何よりも大切なものは記憶『明日の記憶』(荻原浩)を読みました


こんなに読むのが苦しく、恐ろしい本とは思わなかったです。何度も肌が粟立ち、胸が痛みました。でもラストシーンの美しさには泣けます。最近本を読んで泣くことが少なくなってきたので私自身驚きました。そんな、怖くて切ない物語。

主人公・佐伯部長は広告代理店で働く50代のサラリーマン。最近物忘れがひどいことに悩んでいる。人の名前が出てこない、これから何をしようとしていたかふと忘れてしまう。まだまだ若いと思っていても、ぼけが始まったのだろうか。勇気を出して病院に行ってみると、実は単なる痴呆ではなく若年性アルツハイマーという診断結果が下された……。

アルツハイマー病は、誤解の多い病気です。一般的にただの「ボケ」と同じように思われていますが、実は死に至る病。それも治療方法のない不治の病なのです。
__________
- _作業指示_: 『明日の記憶』の感想文から、「こんなに読むのが苦しく、恐ろ」を含む語句で始まり「方法のない不治の病なのです。」で終わる部分を一字一句違えずに書き写しなさい。

- _保存データ項目_:
__________
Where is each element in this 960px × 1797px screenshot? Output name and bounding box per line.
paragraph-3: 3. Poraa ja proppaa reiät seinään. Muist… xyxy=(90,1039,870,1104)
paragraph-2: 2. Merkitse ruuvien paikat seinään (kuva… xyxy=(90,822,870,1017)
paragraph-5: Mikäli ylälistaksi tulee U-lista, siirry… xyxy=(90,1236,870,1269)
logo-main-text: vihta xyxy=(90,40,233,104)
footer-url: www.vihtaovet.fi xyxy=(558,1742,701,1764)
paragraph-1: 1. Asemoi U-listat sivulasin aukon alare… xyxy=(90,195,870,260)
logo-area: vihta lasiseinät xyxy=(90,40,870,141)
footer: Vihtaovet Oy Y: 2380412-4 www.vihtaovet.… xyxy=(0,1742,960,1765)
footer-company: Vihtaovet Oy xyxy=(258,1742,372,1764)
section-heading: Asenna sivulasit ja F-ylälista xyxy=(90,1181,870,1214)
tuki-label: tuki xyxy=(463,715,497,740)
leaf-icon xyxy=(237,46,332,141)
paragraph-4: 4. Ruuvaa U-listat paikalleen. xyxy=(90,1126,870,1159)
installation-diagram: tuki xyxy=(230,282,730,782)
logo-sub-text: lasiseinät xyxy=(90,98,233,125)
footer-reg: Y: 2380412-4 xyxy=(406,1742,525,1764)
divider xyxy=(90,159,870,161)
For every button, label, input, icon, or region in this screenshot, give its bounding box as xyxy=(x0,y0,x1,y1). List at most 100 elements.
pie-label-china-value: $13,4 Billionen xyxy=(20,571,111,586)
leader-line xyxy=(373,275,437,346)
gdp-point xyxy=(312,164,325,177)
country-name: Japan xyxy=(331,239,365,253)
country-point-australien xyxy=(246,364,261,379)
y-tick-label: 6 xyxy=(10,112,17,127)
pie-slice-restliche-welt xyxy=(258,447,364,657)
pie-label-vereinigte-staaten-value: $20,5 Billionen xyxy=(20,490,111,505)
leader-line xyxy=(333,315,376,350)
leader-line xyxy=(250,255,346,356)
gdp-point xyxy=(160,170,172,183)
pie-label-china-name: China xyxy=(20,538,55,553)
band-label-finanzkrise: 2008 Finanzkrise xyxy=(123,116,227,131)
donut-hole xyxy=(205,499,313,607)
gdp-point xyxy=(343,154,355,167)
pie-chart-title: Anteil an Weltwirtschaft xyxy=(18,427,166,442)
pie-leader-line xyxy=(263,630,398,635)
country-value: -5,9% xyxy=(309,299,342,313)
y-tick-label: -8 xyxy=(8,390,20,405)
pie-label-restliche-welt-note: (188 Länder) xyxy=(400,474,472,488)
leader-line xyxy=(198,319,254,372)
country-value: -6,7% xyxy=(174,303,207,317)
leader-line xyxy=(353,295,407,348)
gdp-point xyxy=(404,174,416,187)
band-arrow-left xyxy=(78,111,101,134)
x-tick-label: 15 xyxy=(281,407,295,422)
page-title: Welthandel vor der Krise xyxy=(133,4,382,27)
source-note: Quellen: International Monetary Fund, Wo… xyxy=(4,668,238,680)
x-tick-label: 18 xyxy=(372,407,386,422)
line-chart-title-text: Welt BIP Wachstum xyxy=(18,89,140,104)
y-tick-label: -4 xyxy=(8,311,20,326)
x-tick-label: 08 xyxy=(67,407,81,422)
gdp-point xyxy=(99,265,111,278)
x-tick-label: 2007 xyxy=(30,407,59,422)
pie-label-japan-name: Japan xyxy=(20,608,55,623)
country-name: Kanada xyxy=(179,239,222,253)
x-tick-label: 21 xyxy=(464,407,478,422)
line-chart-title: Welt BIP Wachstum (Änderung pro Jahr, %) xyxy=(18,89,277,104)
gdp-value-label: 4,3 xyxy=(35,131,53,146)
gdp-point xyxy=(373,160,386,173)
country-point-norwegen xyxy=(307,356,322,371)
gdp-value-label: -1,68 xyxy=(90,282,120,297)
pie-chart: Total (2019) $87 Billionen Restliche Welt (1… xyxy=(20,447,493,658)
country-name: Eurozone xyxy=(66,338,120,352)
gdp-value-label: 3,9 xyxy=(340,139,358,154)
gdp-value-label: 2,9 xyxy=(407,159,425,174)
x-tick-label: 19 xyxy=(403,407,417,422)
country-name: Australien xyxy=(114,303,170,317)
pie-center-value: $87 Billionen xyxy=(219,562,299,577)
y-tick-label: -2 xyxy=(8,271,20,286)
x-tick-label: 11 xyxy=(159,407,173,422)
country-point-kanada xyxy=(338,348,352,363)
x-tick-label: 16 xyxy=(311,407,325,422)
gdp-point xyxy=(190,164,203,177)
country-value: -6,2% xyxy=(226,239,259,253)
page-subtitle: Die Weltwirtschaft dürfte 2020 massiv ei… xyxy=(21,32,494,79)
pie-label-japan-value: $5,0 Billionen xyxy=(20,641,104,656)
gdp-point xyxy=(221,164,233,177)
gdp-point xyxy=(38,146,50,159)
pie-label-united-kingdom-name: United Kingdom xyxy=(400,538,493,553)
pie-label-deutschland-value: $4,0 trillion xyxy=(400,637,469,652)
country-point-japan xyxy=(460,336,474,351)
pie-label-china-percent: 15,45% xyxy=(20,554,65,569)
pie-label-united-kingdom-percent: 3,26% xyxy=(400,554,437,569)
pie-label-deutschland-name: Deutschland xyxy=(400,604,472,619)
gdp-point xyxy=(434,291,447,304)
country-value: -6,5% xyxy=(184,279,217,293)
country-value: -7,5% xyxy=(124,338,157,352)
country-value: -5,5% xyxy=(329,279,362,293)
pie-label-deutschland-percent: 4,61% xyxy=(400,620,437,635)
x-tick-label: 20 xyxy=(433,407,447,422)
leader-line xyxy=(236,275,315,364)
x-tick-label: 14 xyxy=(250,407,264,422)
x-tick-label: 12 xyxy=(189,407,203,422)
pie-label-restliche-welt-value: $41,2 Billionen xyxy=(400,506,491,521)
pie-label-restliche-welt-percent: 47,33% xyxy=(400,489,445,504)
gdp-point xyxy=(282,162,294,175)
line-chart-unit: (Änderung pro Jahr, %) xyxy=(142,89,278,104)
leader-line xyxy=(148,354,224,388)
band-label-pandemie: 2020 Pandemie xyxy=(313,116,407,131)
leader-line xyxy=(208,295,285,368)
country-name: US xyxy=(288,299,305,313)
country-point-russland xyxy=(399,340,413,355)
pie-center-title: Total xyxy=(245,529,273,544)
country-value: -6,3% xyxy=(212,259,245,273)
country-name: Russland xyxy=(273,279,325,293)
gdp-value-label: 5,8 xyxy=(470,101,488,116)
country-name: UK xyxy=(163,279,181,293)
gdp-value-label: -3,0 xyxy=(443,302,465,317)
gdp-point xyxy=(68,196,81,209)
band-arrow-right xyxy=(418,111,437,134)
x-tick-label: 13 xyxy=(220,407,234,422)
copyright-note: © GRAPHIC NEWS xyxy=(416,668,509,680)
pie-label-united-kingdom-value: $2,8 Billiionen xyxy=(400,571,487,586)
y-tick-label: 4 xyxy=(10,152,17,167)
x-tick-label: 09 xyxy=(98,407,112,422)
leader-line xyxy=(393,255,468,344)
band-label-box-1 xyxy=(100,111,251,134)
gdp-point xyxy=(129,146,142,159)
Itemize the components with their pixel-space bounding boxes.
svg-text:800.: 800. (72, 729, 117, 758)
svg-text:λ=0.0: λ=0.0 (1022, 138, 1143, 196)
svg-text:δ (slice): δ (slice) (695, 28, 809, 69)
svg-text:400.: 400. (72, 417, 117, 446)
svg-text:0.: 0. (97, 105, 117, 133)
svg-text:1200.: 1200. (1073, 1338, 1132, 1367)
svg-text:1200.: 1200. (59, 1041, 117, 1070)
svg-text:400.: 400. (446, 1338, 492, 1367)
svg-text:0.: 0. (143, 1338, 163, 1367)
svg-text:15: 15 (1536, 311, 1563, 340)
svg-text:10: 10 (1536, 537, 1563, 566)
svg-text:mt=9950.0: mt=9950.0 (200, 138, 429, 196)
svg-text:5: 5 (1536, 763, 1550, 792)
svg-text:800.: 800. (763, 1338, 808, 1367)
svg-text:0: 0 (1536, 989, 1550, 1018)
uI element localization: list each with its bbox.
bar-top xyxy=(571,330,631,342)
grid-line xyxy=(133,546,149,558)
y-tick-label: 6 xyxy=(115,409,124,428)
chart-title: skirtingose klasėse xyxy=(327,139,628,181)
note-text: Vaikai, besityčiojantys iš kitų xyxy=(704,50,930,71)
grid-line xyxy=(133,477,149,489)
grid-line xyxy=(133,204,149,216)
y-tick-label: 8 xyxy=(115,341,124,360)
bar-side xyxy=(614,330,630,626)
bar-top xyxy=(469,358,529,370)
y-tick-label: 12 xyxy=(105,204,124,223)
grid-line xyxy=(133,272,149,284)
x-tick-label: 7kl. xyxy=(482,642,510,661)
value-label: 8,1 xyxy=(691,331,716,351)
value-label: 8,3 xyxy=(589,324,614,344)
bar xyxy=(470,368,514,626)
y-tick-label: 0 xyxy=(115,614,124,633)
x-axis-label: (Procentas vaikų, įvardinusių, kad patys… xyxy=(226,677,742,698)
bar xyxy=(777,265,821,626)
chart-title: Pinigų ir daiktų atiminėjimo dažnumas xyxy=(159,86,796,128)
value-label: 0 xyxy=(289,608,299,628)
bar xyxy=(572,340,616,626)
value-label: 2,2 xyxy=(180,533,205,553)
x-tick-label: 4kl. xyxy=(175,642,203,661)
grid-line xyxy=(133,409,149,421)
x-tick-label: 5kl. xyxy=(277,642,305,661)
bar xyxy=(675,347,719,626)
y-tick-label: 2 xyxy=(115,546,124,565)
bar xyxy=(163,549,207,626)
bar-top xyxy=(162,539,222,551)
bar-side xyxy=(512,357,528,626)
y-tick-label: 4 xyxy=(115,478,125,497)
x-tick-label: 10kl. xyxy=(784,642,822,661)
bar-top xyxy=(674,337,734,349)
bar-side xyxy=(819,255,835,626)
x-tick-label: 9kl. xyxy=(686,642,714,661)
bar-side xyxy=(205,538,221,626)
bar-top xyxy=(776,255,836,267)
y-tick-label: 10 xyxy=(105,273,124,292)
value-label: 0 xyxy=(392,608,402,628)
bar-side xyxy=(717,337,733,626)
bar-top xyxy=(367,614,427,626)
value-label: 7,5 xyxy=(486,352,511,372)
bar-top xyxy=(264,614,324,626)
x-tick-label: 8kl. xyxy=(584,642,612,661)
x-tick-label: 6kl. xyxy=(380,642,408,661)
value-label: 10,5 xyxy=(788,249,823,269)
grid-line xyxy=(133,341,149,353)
__________
- _この課題の解答_:
こんなに読むのが苦しく、恐ろしい本とは思わなかったです。何度も肌が粟立ち、胸が痛みました。でもラストシーンの美しさには泣けます。最近本を読んで泣くことが少なくなってきたので私自身驚きました。そんな、怖くて切ない物語。

主人公・佐伯部長は広告代理店で働く50代のサラリーマン。最近物忘れがひどいことに悩んでいる。人の名前が出てこない、これから何をしようとしていたかふと忘れてしまう。まだまだ若いと思っていても、ぼけが始まったのだろうか。勇気を出して病院に行ってみると、実は単なる痴呆ではなく若年性アルツハイマーという診断結果が下された……。

アルツハイマー病は、誤解の多い病気です。一般的にただの「ボケ」と同じように思われていますが、実は死に至る病。それも治療方法のない不治の病なのです。